**DIRECTIONS:**
In the entries, find all lines that hold the word "Čavkunović" and copy them.

**RECORDS TO PROCESS:**
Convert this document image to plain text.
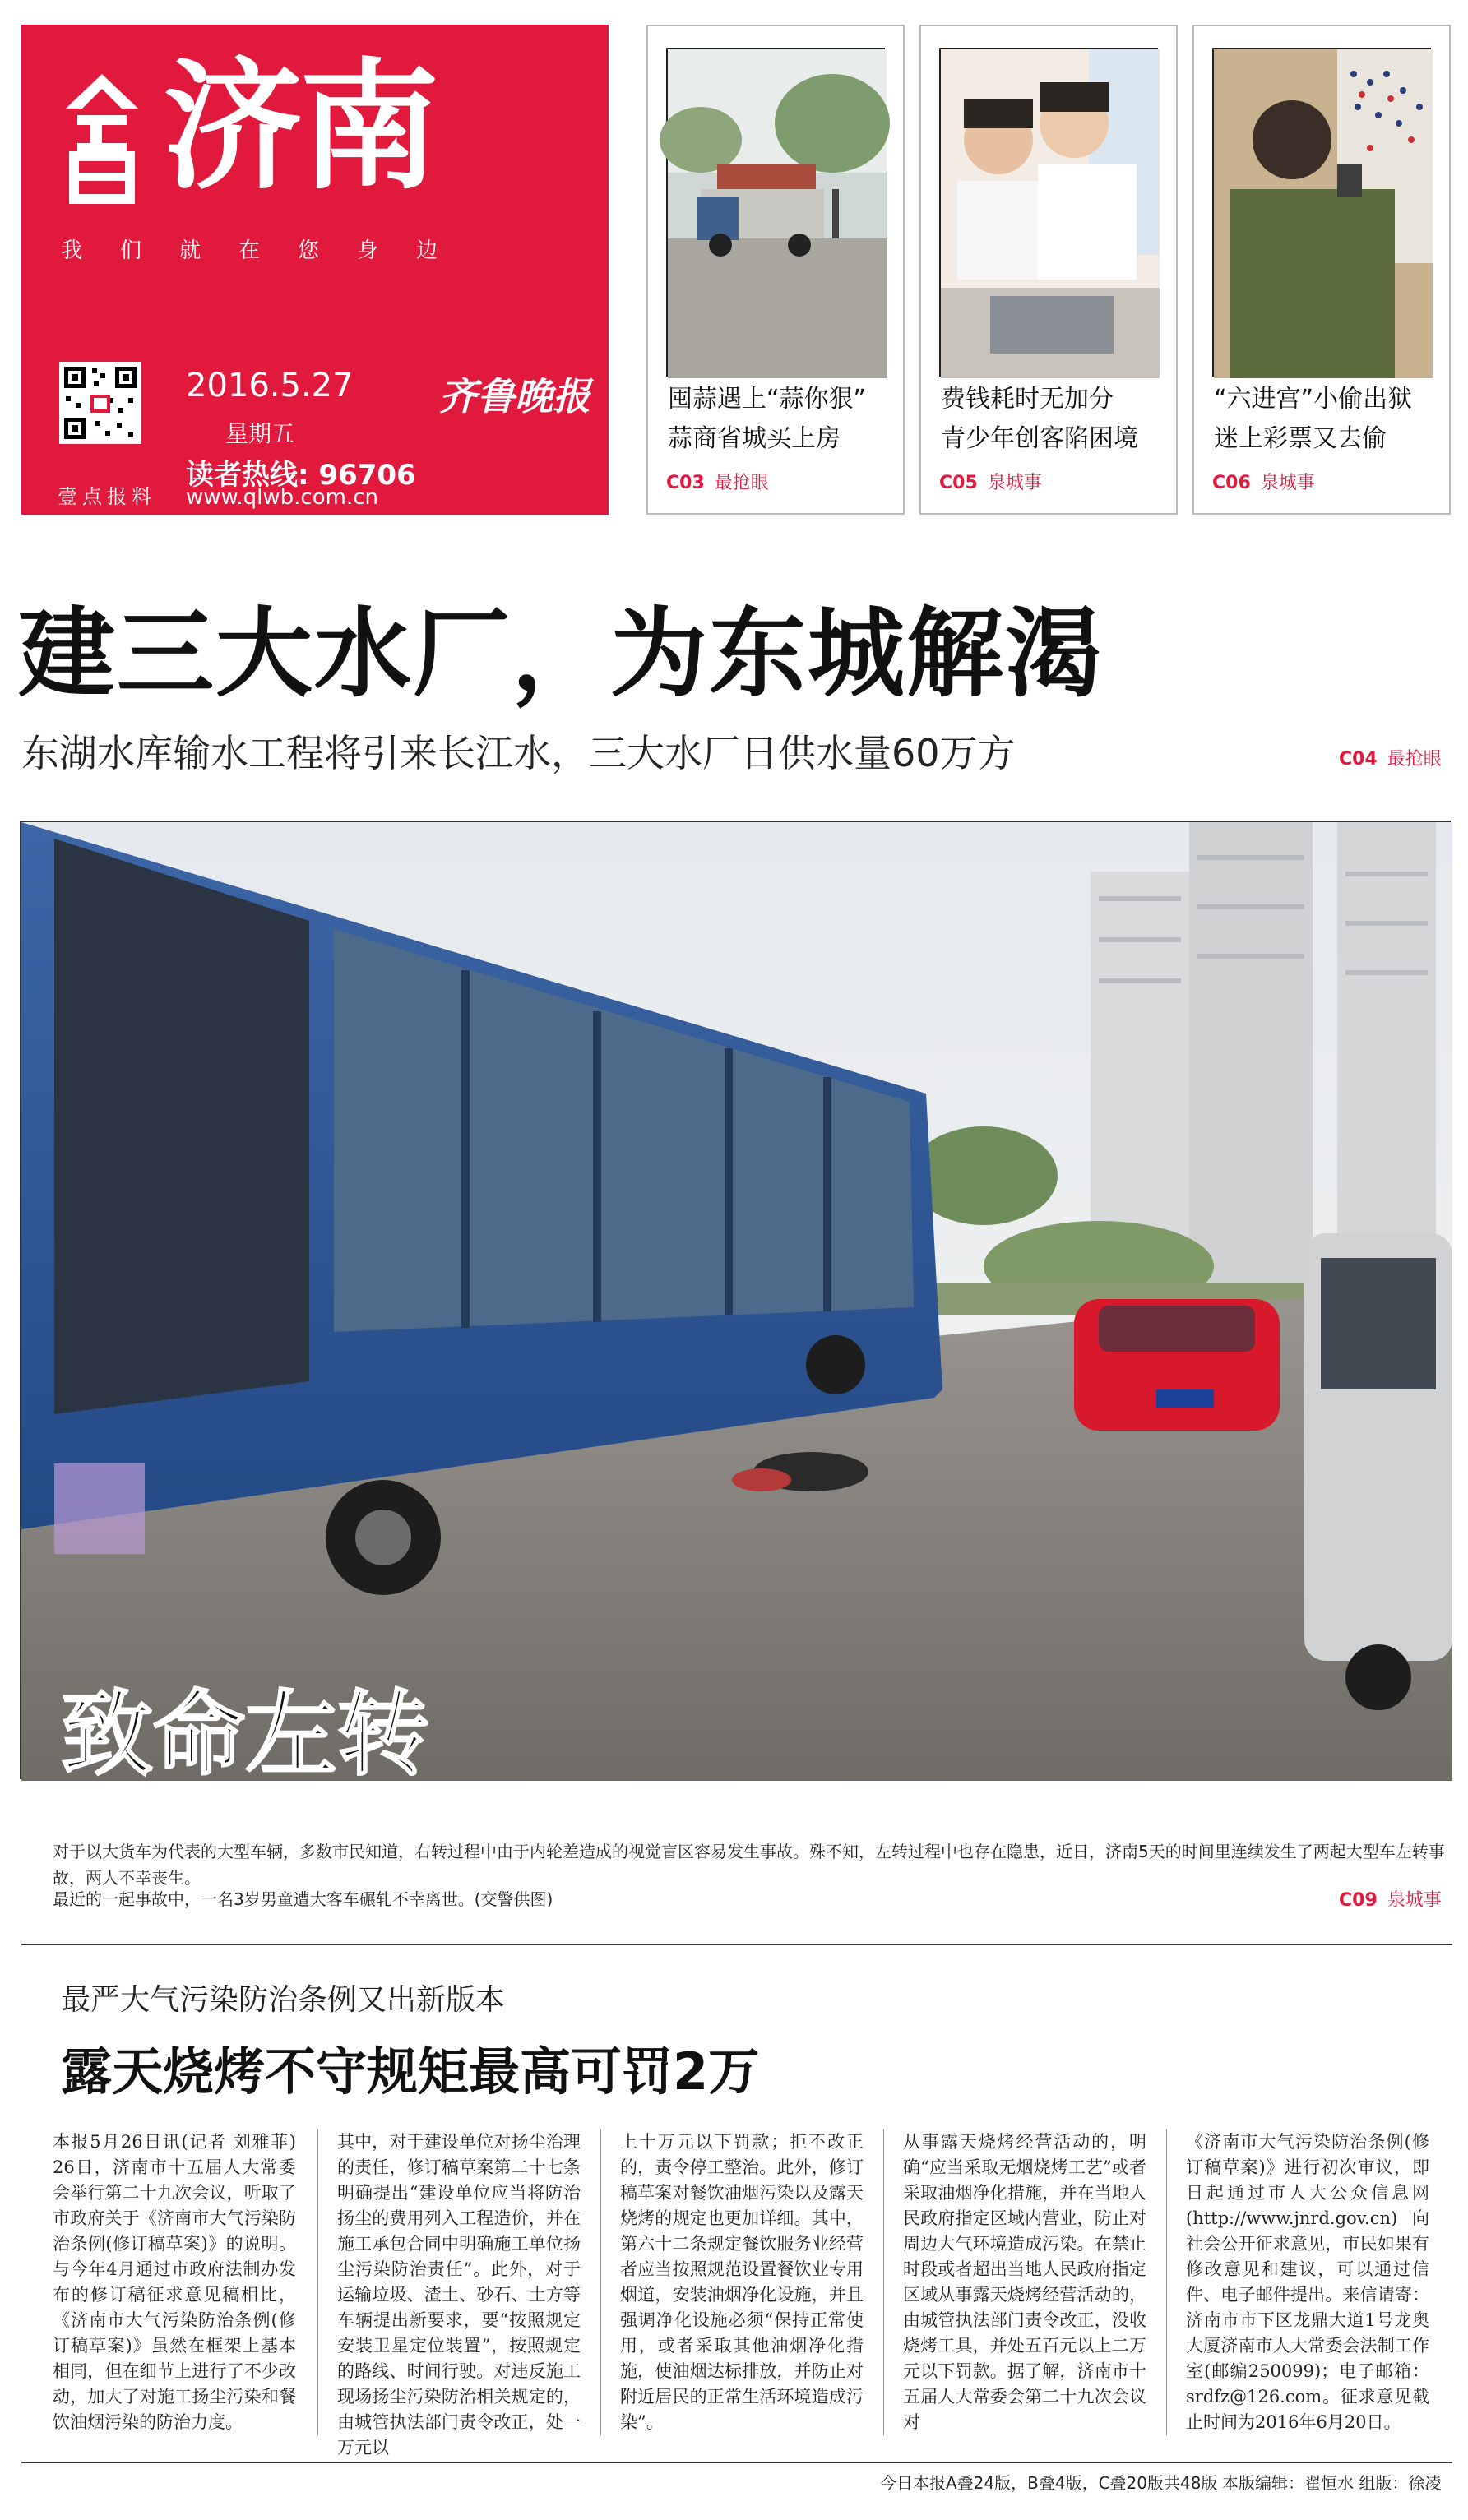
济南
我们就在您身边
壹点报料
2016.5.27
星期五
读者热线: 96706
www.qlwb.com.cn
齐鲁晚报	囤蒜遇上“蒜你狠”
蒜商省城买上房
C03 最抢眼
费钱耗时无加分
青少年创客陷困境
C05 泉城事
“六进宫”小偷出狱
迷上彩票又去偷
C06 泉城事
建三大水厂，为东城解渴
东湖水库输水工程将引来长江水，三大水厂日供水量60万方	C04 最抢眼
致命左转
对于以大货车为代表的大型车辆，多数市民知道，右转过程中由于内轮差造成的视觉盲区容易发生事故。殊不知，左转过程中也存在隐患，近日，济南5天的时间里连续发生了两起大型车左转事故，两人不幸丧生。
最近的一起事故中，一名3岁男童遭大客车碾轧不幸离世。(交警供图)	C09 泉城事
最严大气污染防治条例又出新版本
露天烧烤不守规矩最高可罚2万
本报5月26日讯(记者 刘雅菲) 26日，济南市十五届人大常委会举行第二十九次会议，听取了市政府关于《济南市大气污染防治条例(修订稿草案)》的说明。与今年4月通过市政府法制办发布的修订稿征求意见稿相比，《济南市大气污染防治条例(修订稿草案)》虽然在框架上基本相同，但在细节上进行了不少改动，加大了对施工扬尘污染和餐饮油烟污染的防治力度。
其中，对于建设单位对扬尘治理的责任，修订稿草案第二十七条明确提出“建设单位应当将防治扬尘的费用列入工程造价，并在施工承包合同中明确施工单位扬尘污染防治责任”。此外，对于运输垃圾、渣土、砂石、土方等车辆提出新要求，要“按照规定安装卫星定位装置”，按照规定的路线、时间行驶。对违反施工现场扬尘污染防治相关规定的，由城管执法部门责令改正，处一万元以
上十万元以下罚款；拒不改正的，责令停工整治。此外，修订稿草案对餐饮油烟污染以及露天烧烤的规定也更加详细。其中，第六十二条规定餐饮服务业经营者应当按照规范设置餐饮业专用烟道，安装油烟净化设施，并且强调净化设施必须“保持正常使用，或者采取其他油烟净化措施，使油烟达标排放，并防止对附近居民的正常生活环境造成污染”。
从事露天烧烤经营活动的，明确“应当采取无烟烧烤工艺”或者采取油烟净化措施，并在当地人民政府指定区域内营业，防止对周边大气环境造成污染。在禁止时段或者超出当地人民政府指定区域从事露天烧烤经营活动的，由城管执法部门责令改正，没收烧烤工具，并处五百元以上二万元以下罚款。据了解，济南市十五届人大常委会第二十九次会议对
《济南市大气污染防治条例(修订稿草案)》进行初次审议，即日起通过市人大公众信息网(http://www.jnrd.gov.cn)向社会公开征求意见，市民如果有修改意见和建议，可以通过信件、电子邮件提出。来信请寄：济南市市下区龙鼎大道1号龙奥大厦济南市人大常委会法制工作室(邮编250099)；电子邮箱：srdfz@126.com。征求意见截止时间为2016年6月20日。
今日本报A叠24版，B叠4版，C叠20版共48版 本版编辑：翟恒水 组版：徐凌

==

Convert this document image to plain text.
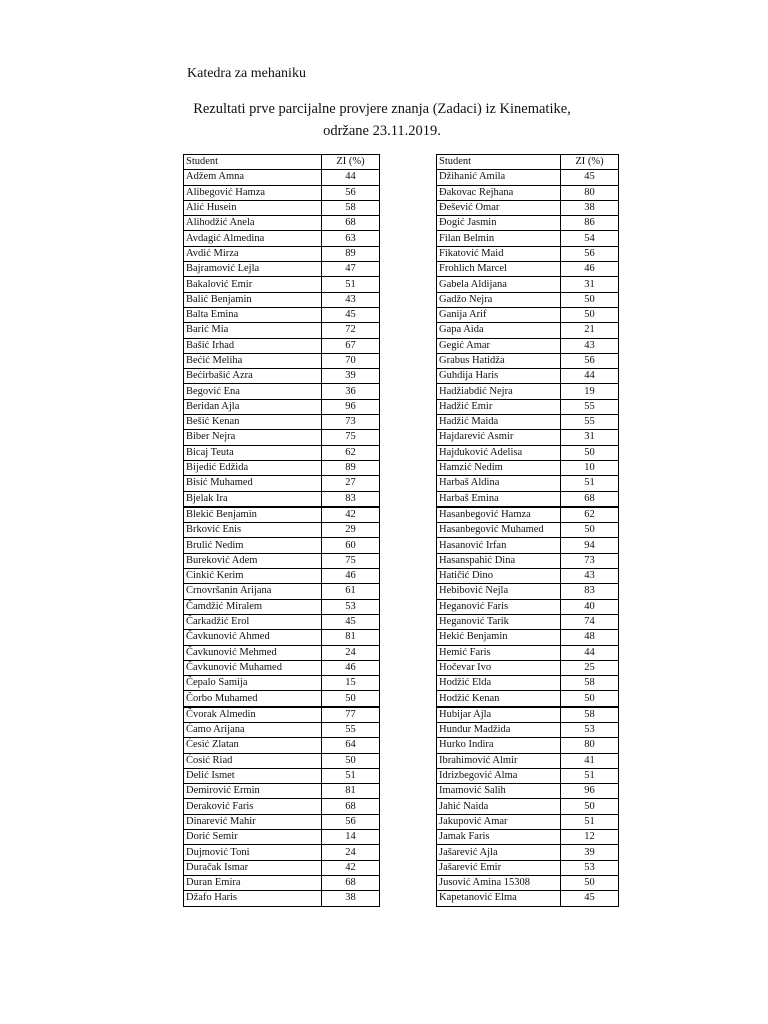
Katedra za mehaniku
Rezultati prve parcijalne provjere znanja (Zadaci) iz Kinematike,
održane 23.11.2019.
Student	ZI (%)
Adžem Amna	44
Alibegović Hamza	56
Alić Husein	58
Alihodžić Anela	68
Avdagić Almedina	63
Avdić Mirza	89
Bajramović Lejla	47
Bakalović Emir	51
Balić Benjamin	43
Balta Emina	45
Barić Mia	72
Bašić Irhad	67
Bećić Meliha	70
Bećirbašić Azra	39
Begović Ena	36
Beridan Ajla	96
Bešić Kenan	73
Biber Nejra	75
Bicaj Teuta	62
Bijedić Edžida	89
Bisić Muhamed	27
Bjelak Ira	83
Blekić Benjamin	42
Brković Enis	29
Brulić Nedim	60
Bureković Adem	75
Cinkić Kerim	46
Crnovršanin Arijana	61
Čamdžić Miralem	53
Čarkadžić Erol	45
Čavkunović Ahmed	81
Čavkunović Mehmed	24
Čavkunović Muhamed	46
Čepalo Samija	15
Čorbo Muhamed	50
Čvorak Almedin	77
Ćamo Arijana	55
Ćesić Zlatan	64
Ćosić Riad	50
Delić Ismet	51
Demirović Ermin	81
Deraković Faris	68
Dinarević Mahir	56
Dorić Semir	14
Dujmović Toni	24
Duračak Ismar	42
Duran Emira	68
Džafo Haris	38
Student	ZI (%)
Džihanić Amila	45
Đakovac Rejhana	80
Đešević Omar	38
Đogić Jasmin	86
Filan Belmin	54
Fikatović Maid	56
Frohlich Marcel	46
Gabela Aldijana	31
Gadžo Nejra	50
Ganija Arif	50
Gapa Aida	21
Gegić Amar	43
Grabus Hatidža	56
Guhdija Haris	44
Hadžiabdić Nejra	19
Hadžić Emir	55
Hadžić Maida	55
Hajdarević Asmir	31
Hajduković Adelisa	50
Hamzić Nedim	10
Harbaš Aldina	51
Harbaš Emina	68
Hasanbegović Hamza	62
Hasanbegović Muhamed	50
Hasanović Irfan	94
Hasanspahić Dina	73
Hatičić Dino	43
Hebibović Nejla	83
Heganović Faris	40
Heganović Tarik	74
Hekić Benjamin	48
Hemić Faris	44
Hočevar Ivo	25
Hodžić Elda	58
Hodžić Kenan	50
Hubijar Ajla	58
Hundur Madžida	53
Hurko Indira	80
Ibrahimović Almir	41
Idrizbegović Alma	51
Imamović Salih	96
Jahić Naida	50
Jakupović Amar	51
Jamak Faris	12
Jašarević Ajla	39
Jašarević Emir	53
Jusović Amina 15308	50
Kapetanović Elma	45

**FINAL RESULT:**
Čavkunović Ahmed	81
Čavkunović Mehmed	24
Čavkunović Muhamed	46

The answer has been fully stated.